------ LISTED RECORDS
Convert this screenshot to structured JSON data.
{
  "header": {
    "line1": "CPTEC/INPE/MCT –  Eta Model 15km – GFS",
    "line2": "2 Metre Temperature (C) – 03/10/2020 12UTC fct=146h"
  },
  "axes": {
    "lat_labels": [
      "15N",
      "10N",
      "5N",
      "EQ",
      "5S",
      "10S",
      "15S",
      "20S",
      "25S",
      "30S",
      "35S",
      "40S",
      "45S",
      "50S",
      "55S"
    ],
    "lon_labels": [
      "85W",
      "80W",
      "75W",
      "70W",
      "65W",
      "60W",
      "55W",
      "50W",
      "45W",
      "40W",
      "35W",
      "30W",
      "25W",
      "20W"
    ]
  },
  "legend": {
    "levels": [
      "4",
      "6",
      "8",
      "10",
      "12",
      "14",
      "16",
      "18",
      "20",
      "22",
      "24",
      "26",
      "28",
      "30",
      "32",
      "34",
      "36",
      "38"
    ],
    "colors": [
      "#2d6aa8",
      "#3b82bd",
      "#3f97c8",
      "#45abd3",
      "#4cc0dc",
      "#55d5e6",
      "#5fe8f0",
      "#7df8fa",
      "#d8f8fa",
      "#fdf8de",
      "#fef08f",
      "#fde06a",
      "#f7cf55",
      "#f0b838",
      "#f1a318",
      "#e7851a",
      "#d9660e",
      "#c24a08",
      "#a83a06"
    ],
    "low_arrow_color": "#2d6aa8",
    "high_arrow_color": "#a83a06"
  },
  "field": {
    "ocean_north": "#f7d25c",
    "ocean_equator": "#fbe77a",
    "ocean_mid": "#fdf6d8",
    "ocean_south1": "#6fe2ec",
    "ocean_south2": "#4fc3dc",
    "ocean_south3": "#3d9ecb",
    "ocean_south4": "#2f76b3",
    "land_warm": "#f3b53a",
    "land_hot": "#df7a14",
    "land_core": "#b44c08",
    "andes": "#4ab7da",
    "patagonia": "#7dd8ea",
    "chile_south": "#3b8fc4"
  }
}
------------
GOAL.
Extract all lines as given.

THE ANSWER.
Convert this screenshot to structured JSON data.
{
  "header": {
    "line1": "CPTEC/INPE/MCT –  Eta Model 15km – GFS",
    "line2": "2 Metre Temperature (C) – 03/10/2020 12UTC fct=146h"
  },
  "axes": {
    "lat_labels": [
      "15N",
      "10N",
      "5N",
      "EQ",
      "5S",
      "10S",
      "15S",
      "20S",
      "25S",
      "30S",
      "35S",
      "40S",
      "45S",
      "50S",
      "55S"
    ],
    "lon_labels": [
      "85W",
      "80W",
      "75W",
      "70W",
      "65W",
      "60W",
      "55W",
      "50W",
      "45W",
      "40W",
      "35W",
      "30W",
      "25W",
      "20W"
    ]
  },
  "legend": {
    "levels": [
      "4",
      "6",
      "8",
      "10",
      "12",
      "14",
      "16",
      "18",
      "20",
      "22",
      "24",
      "26",
      "28",
      "30",
      "32",
      "34",
      "36",
      "38"
    ],
    "colors": [
      "#2d6aa8",
      "#3b82bd",
      "#3f97c8",
      "#45abd3",
      "#4cc0dc",
      "#55d5e6",
      "#5fe8f0",
      "#7df8fa",
      "#d8f8fa",
      "#fdf8de",
      "#fef08f",
      "#fde06a",
      "#f7cf55",
      "#f0b838",
      "#f1a318",
      "#e7851a",
      "#d9660e",
      "#c24a08",
      "#a83a06"
    ],
    "low_arrow_color": "#2d6aa8",
    "high_arrow_color": "#a83a06"
  },
  "field": {
    "ocean_north": "#f7d25c",
    "ocean_equator": "#fbe77a",
    "ocean_mid": "#fdf6d8",
    "ocean_south1": "#6fe2ec",
    "ocean_south2": "#4fc3dc",
    "ocean_south3": "#3d9ecb",
    "ocean_south4": "#2f76b3",
    "land_warm": "#f3b53a",
    "land_hot": "#df7a14",
    "land_core": "#b44c08",
    "andes": "#4ab7da",
    "patagonia": "#7dd8ea",
    "chile_south": "#3b8fc4"
  }
}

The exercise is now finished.